Source records:
-- -- --
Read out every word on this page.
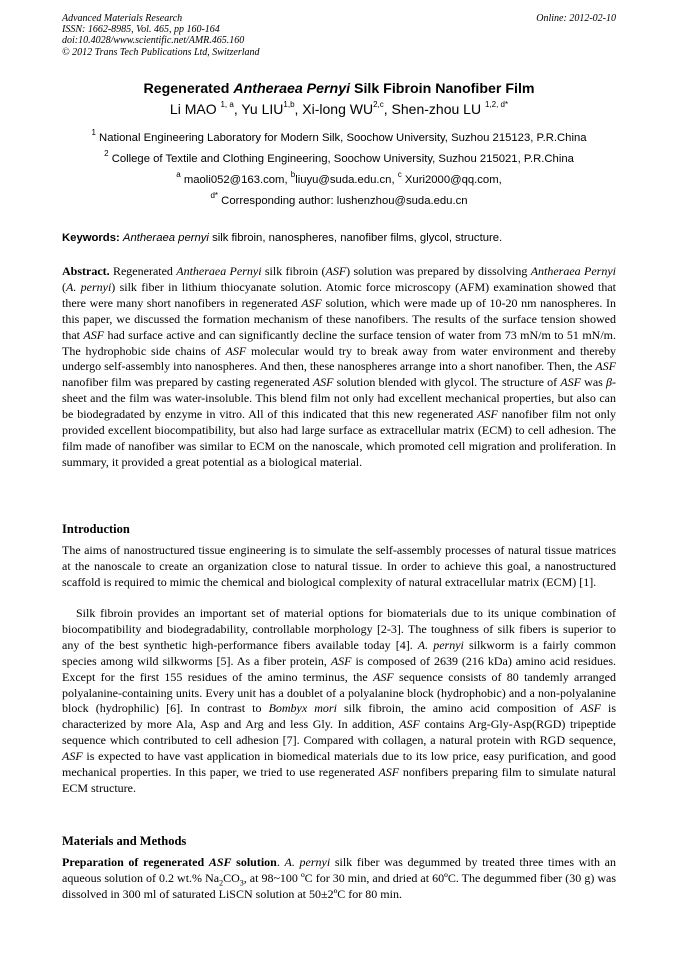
Advanced Materials Research
ISSN: 1662-8985, Vol. 465, pp 160-164
doi:10.4028/www.scientific.net/AMR.465.160
© 2012 Trans Tech Publications Ltd, Switzerland
Online: 2012-02-10
Regenerated Antheraea Pernyi Silk Fibroin Nanofiber Film
Li MAO $^{1, a}$, Yu LIU$^{1,b}$, Xi-long WU$^{2,c}$, Shen-zhou LU $^{1,2, d*}$
$^1$ National Engineering Laboratory for Modern Silk, Soochow University, Suzhou 215123, P.R.China
$^2$ College of Textile and Clothing Engineering, Soochow University, Suzhou 215021, P.R.China
$^a$ maoli052@163.com, $^b$liuyu@suda.edu.cn, $^c$ Xuri2000@qq.com,
$^{d*}$ Corresponding author: lushenzhou@suda.edu.cn
Keywords: Antheraea pernyi silk fibroin, nanospheres, nanofiber films, glycol, structure.
Abstract. Regenerated Antheraea Pernyi silk fibroin (ASF) solution was prepared by dissolving Antheraea Pernyi (A. pernyi) silk fiber in lithium thiocyanate solution. Atomic force microscopy (AFM) examination showed that there were many short nanofibers in regenerated ASF solution, which were made up of 10-20 nm nanospheres. In this paper, we discussed the formation mechanism of these nanofibers. The results of the surface tension showed that ASF had surface active and can significantly decline the surface tension of water from 73 mN/m to 51 mN/m. The hydrophobic side chains of ASF molecular would try to break away from water environment and thereby undergo self-assembly into nanospheres. And then, these nanospheres arrange into a short nanofiber. Then, the ASF nanofiber film was prepared by casting regenerated ASF solution blended with glycol. The structure of ASF was β-sheet and the film was water-insoluble. This blend film not only had excellent mechanical properties, but also can be biodegradated by enzyme in vitro. All of this indicated that this new regenerated ASF nanofiber film not only provided excellent biocompatibility, but also had large surface as extracellular matrix (ECM) to cell adhesion. The film made of nanofiber was similar to ECM on the nanoscale, which promoted cell migration and proliferation. In summary, it provided a great potential as a biological material.
Introduction
The aims of nanostructured tissue engineering is to simulate the self-assembly processes of natural tissue matrices at the nanoscale to create an organization close to natural tissue. In order to achieve this goal, a nanostructured scaffold is required to mimic the chemical and biological complexity of natural extracellular matrix (ECM) [1].
Silk fibroin provides an important set of material options for biomaterials due to its unique combination of biocompatibility and biodegradability, controllable morphology [2-3]. The toughness of silk fibers is superior to any of the best synthetic high-performance fibers available today [4]. A. pernyi silkworm is a fairly common species among wild silkworms [5]. As a fiber protein, ASF is composed of 2639 (216 kDa) amino acid residues. Except for the first 155 residues of the amino terminus, the ASF sequence consists of 80 tandemly arranged polyalanine-containing units. Every unit has a doublet of a polyalanine block (hydrophobic) and a non-polyalanine block (hydrophilic) [6]. In contrast to Bombyx mori silk fibroin, the amino acid composition of ASF is characterized by more Ala, Asp and Arg and less Gly. In addition, ASF contains Arg-Gly-Asp(RGD) tripeptide sequence which contributed to cell adhesion [7]. Compared with collagen, a natural protein with RGD sequence, ASF is expected to have vast application in biomedical materials due to its low price, easy purification, and good mechanical properties. In this paper, we tried to use regenerated ASF nonfibers preparing film to simulate natural ECM structure.
Materials and Methods
Preparation of regenerated ASF solution. A. pernyi silk fiber was degummed by treated three times with an aqueous solution of 0.2 wt.% $Na_2CO_3$, at 98~100 ºC for 30 min, and dried at 60ºC. The degummed fiber (30 g) was dissolved in 300 ml of saturated LiSCN solution at 50±2ºC for 80 min.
-- -- --
* [Problem to solve]: The answer must consist of every line from the entries above that contains the string "Suzhou".

* [Exercise answer]:
$^1$ National Engineering Laboratory for Modern Silk, Soochow University, Suzhou 215123, P.R.China
$^2$ College of Textile and Clothing Engineering, Soochow University, Suzhou 215021, P.R.China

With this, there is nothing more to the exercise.